### WRITTEN REQUEST
Scan the data. Collect each line that contains the word "from".

[Stored data entries]

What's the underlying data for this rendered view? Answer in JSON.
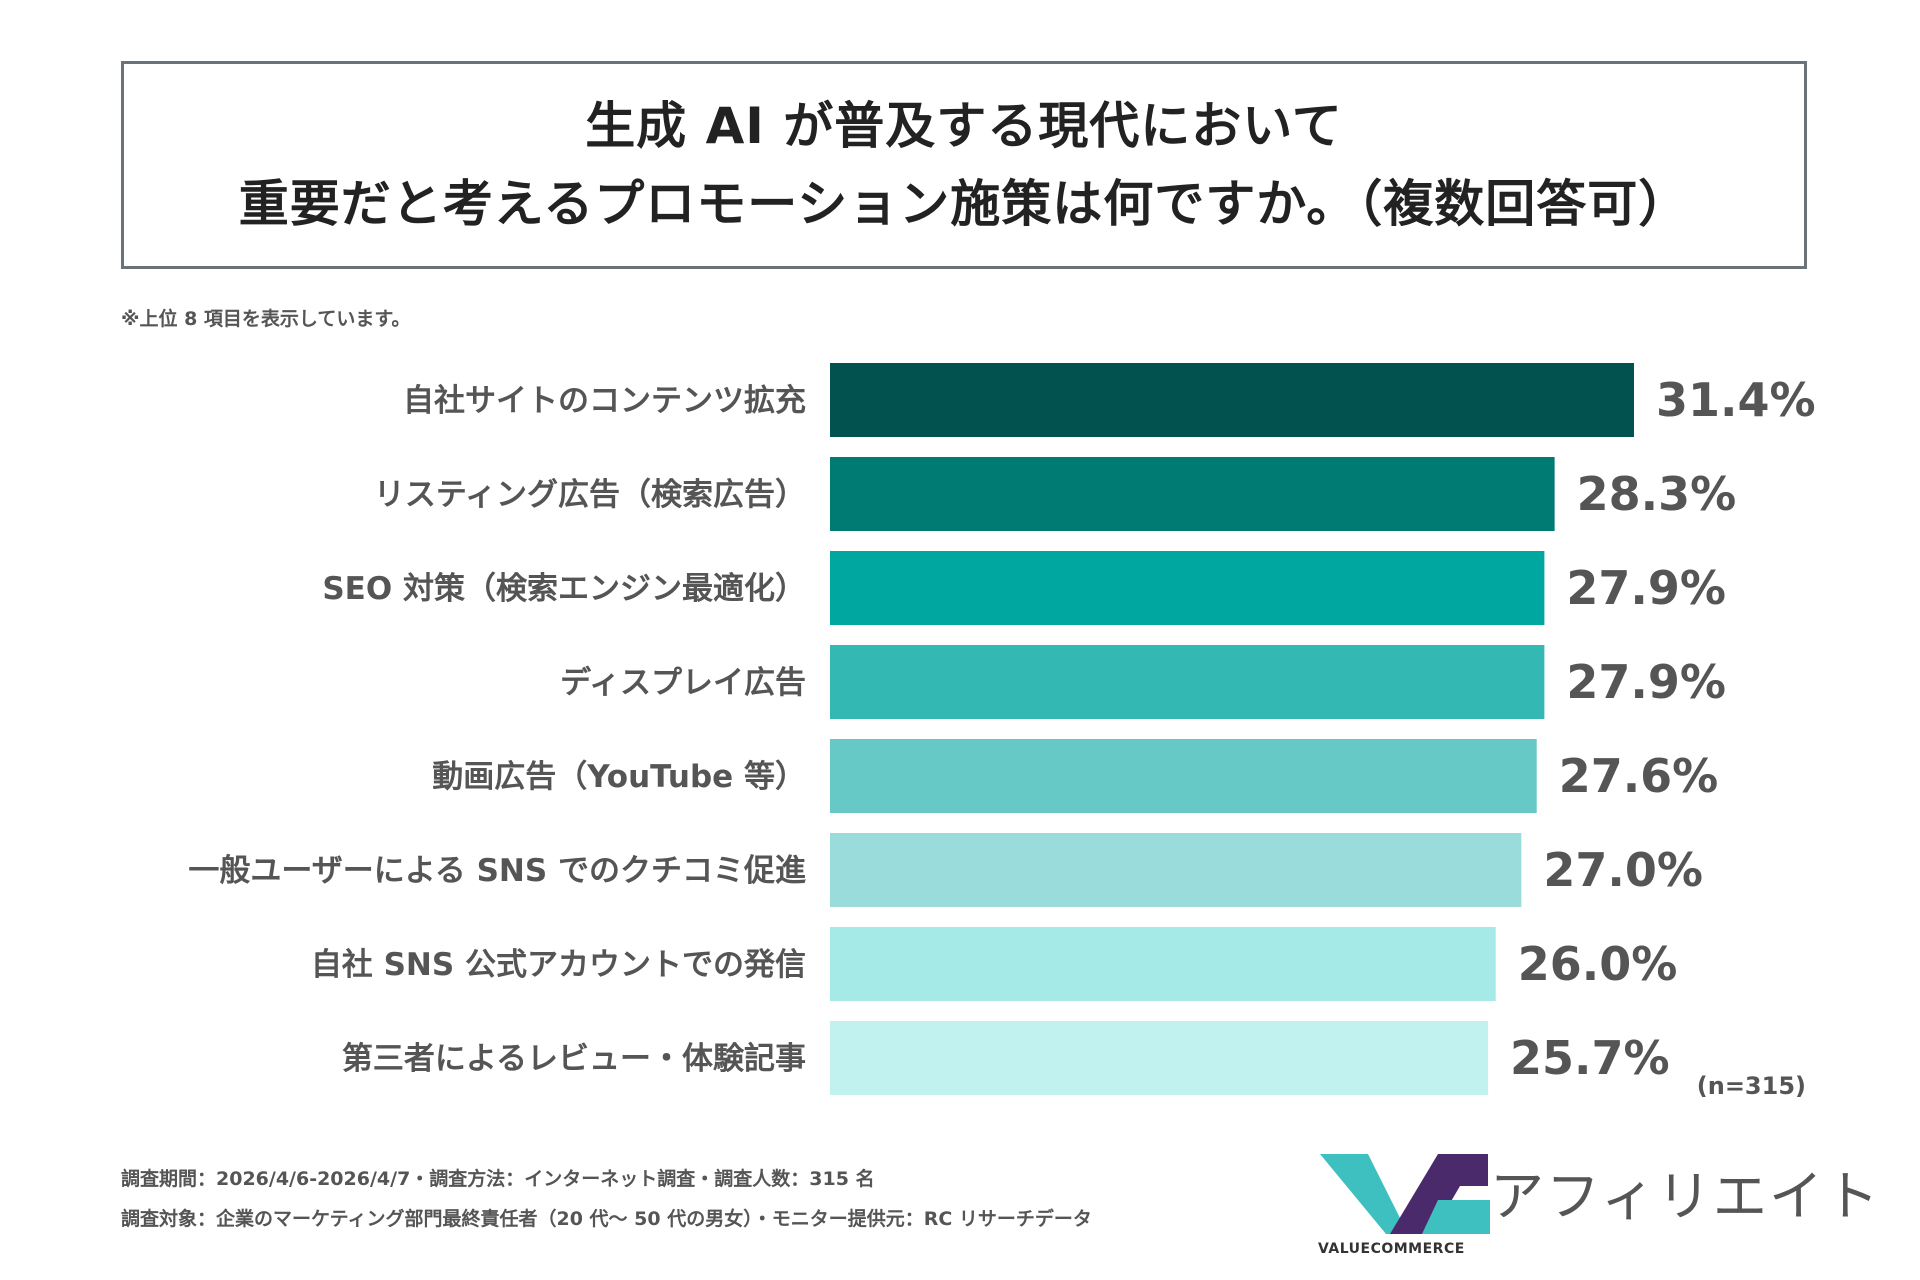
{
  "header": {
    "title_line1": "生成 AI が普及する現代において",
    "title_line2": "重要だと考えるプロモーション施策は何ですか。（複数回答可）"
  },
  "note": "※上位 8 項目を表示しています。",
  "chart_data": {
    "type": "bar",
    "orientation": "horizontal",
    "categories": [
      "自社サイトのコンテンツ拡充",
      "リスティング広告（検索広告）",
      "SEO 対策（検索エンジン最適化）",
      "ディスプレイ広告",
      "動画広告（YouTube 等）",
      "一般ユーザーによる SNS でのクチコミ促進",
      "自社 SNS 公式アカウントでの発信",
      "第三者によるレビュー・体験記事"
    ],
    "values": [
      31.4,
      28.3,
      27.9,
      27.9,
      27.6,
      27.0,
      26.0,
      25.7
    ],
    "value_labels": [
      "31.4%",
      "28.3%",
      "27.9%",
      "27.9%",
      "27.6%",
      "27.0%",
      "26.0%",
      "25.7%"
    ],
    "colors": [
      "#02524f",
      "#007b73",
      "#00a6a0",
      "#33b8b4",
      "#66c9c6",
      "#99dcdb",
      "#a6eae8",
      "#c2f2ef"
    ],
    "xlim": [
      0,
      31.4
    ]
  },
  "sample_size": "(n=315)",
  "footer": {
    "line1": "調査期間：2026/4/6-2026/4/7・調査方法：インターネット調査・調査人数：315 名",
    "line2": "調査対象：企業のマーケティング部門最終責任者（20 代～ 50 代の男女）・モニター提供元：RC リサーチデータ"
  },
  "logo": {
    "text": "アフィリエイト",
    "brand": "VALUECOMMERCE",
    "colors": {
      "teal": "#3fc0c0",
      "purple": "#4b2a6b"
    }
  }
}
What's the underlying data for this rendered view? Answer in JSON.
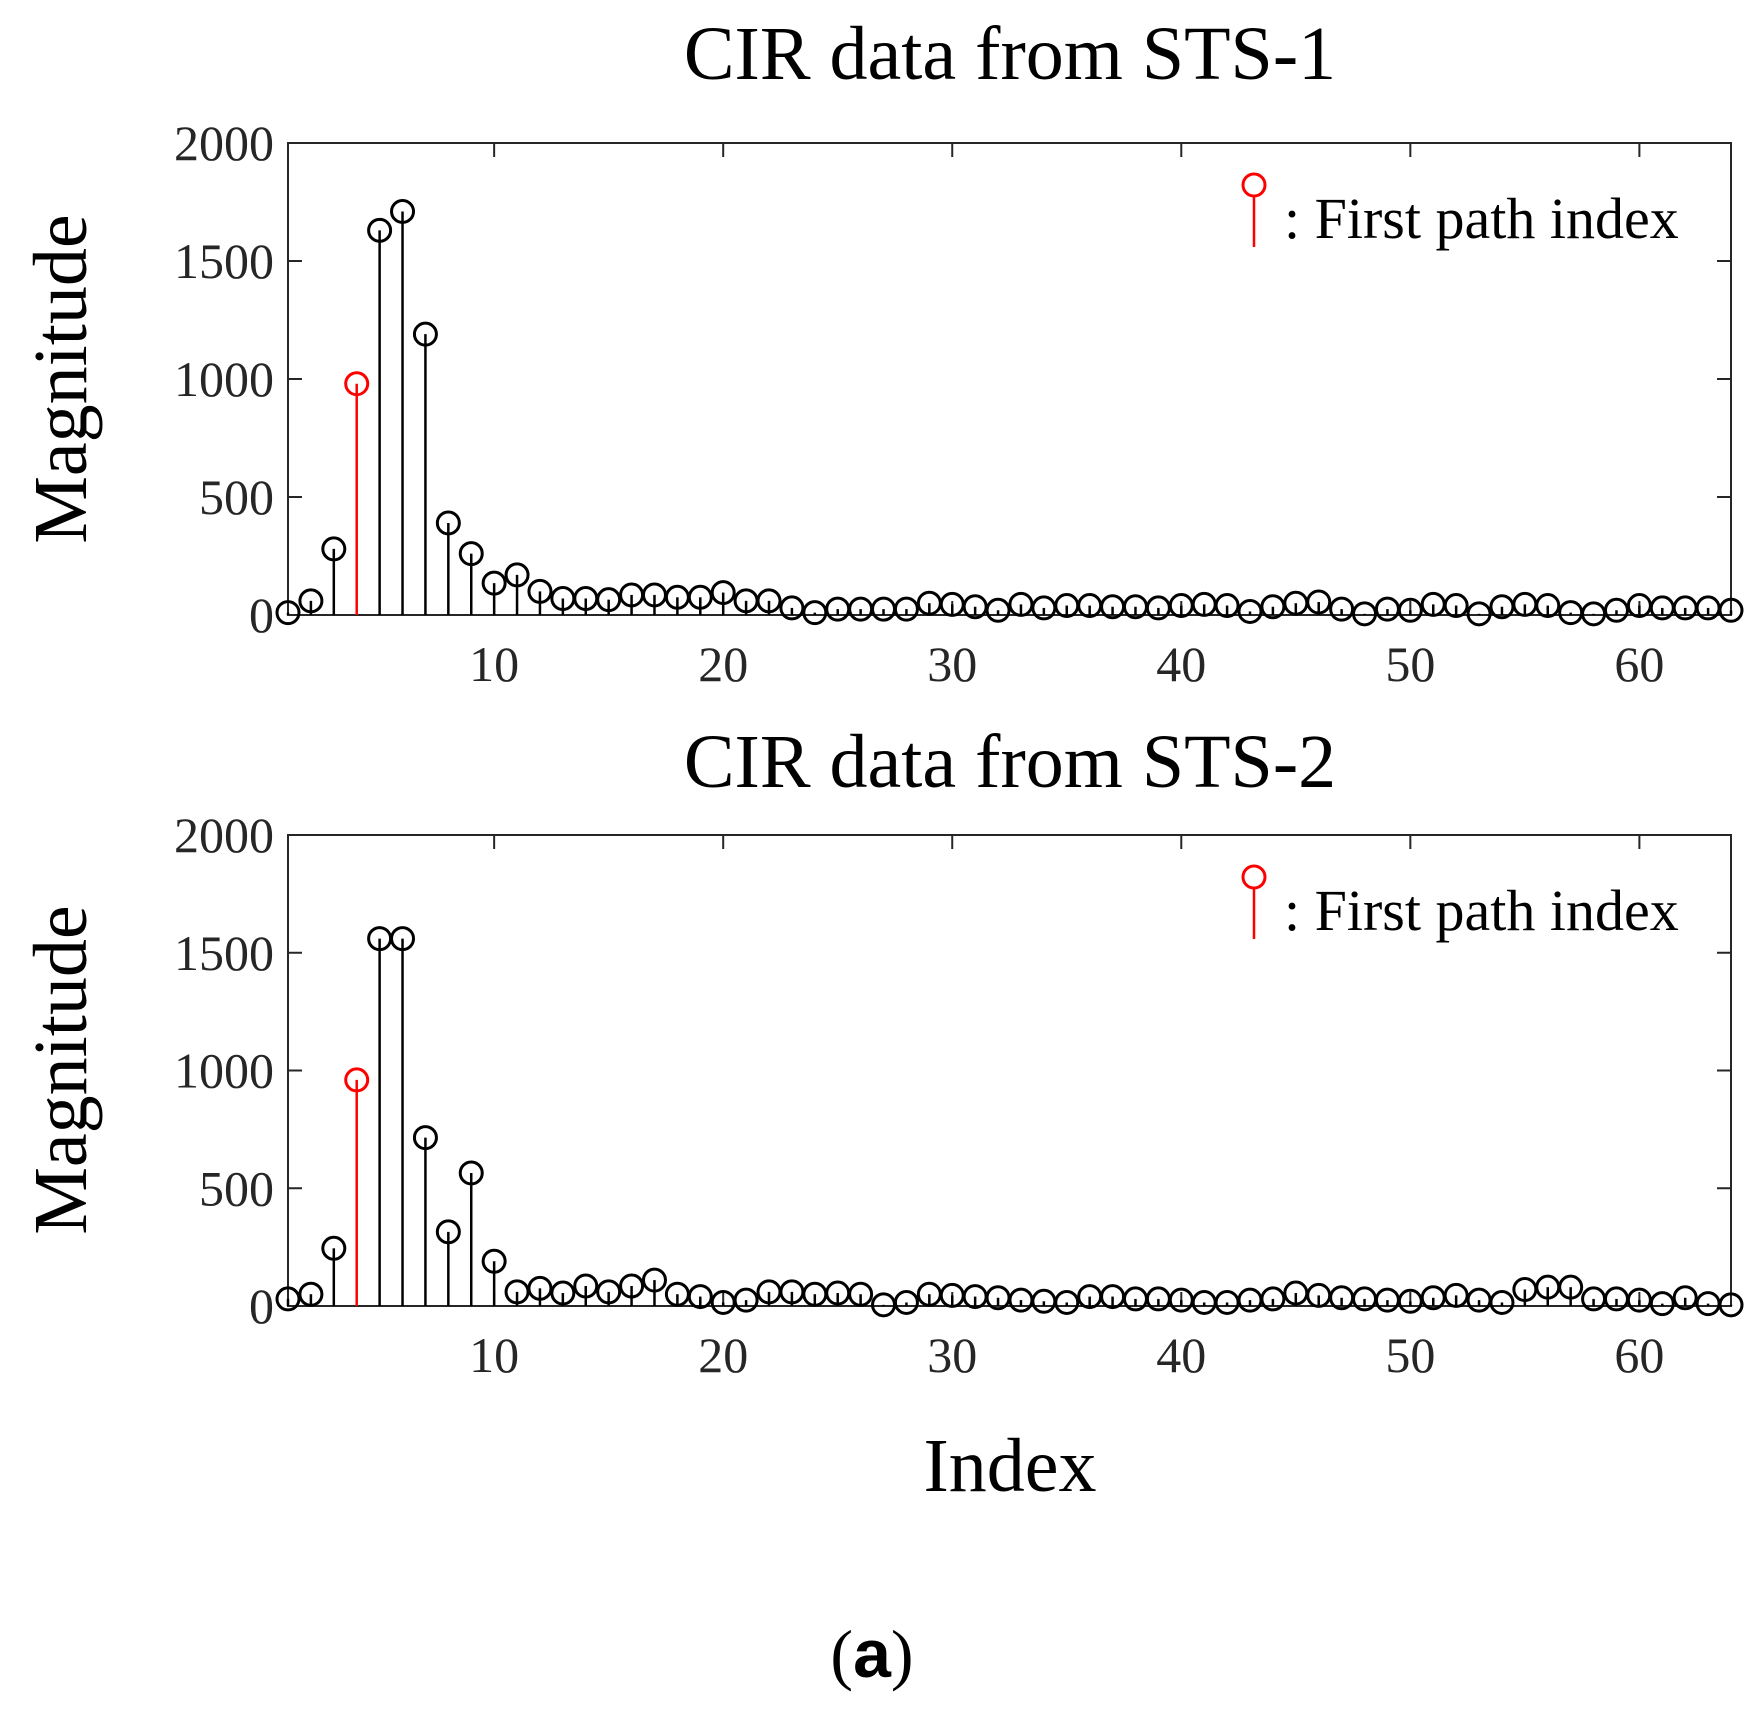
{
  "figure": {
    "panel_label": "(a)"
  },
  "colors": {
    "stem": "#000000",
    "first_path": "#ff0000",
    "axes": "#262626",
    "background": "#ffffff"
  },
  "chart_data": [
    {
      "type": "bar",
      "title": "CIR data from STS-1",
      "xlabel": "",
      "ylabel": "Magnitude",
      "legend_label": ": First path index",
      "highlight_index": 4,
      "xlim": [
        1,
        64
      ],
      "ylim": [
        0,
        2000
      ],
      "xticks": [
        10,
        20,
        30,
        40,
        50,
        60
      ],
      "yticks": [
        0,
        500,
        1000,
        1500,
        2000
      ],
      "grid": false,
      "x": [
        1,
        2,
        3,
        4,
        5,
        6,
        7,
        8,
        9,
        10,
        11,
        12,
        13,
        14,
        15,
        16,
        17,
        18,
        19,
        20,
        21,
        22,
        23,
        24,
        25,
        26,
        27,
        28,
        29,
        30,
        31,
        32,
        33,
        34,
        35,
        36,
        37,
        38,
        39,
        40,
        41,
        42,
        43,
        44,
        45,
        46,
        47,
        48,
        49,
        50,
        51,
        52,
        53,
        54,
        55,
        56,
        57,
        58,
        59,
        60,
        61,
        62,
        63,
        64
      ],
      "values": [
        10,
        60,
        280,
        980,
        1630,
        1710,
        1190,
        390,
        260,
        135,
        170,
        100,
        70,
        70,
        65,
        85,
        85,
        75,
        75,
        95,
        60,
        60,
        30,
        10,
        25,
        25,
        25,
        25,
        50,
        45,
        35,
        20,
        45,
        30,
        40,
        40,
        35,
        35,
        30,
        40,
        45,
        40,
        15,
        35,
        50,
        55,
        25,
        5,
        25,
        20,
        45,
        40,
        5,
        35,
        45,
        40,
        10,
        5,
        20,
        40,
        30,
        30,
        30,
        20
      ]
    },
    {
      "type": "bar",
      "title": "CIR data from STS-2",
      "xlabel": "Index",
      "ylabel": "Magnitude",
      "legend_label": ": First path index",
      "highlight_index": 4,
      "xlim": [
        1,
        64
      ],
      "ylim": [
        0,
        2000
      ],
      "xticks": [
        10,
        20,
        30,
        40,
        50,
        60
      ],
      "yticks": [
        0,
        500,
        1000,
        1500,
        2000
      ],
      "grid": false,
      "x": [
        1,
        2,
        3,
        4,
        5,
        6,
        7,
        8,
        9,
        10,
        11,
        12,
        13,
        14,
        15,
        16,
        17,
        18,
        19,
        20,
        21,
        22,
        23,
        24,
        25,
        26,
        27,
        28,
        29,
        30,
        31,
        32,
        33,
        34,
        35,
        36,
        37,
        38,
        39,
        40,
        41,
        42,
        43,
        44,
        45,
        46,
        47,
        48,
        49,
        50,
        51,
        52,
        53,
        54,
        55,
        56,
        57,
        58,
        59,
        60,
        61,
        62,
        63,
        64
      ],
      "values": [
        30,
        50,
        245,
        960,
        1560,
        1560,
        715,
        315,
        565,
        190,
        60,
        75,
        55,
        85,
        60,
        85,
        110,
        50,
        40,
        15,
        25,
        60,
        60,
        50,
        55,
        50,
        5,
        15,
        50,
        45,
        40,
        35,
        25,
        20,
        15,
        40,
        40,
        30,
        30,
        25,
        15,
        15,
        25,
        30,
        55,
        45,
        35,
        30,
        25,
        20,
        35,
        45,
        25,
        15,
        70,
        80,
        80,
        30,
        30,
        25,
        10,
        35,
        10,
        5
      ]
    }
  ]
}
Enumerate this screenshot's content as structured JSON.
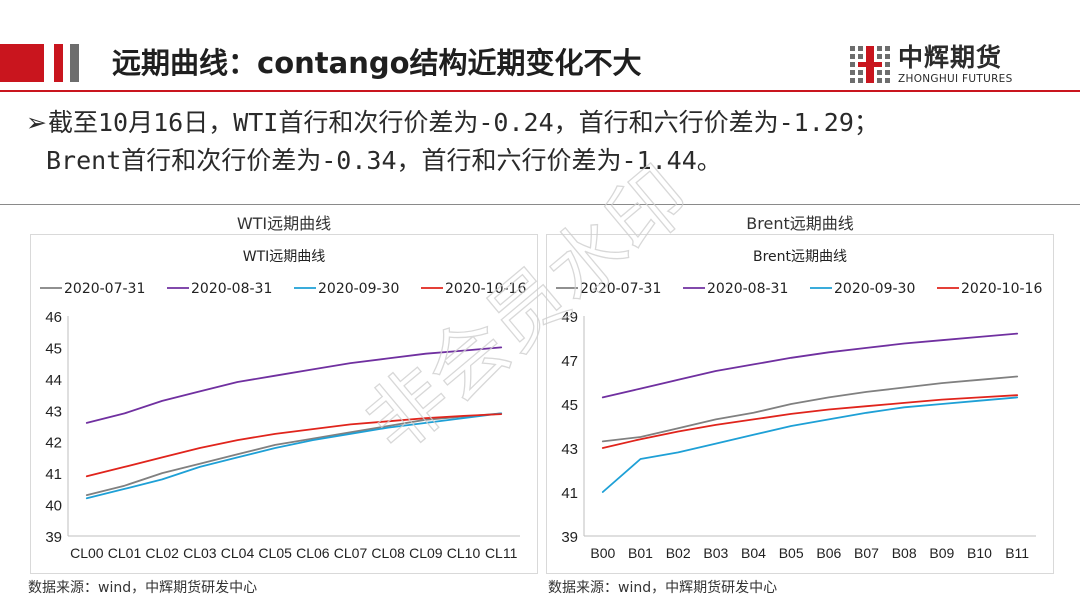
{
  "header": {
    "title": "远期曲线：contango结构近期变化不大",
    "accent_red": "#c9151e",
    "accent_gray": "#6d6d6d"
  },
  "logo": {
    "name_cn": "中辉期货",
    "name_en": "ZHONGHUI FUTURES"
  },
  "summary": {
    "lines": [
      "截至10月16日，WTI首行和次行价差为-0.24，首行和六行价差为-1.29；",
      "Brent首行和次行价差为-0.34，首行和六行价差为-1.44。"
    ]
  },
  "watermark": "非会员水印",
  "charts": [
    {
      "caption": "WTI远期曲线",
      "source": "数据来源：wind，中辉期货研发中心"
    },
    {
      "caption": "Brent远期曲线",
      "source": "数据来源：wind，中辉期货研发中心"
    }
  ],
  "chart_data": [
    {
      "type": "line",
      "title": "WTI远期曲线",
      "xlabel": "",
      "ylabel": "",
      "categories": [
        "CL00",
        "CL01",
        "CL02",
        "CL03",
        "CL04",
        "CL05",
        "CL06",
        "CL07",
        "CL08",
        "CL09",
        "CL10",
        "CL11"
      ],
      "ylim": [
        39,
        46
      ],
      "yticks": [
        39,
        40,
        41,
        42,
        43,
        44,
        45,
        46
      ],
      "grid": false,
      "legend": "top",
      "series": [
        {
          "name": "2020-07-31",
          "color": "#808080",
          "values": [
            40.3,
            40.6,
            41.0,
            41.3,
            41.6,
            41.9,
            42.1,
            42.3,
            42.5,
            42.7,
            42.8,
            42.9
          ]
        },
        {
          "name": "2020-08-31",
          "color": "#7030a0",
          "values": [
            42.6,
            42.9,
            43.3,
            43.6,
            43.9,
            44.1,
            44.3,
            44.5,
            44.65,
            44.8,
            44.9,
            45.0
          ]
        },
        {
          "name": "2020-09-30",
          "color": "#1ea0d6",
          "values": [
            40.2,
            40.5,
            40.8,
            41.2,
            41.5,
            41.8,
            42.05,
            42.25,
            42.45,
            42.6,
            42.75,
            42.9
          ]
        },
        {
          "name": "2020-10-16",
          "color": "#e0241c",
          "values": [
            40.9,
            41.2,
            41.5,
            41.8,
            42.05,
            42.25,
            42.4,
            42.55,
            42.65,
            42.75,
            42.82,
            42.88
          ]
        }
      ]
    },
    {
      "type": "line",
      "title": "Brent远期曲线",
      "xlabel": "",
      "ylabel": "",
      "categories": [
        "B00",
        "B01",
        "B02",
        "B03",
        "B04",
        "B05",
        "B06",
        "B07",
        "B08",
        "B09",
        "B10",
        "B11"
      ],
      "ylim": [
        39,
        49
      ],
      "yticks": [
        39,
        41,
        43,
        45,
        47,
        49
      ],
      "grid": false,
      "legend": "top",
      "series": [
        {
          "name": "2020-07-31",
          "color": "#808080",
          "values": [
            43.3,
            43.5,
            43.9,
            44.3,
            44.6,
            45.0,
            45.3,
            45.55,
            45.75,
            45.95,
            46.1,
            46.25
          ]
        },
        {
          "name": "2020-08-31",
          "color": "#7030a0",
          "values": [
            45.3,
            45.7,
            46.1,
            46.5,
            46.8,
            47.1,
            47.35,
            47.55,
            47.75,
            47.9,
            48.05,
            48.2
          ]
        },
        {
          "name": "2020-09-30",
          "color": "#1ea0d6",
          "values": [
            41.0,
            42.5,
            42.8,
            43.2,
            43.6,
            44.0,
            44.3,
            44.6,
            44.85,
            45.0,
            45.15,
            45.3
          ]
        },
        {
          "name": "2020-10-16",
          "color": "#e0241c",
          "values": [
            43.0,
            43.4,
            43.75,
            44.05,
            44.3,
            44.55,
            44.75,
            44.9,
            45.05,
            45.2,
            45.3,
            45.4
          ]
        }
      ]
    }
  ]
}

### EXPECTED ANSWER
      "title": "CIR data from STS-1",
      "title": "CIR data from STS-2",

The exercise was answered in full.